> **What you will do**:
Take each line containing the word "A₁C₁" and copy it.

(Extracted records)
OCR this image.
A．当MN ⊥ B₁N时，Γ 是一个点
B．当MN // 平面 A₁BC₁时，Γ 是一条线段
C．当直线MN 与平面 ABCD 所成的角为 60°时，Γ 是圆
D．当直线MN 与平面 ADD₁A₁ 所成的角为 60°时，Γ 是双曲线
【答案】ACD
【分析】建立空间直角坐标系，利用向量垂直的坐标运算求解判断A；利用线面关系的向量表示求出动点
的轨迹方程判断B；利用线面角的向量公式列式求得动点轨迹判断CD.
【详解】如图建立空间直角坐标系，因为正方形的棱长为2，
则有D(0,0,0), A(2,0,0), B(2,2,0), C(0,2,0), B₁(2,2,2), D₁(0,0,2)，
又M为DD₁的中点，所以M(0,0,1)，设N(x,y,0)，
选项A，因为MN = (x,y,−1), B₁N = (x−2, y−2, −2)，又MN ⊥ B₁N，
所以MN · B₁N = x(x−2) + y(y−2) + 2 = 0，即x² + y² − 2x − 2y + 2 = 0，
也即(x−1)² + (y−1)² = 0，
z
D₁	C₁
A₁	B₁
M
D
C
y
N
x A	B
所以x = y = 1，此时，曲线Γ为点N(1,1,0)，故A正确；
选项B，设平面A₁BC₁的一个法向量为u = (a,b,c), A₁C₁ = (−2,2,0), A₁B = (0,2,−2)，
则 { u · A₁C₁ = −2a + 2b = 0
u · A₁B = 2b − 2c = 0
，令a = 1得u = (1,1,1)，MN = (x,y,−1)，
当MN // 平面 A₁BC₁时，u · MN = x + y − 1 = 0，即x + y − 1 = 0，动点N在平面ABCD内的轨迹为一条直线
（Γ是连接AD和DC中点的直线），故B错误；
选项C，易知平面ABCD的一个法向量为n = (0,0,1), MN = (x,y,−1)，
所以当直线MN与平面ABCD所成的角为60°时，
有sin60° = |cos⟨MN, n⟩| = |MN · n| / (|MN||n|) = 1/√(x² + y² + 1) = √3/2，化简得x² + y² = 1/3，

> **The solution**:
选项B，设平面A₁BC₁的一个法向量为u = (a,b,c), A₁C₁ = (−2,2,0), A₁B = (0,2,−2)，
则 { u · A₁C₁ = −2a + 2b = 0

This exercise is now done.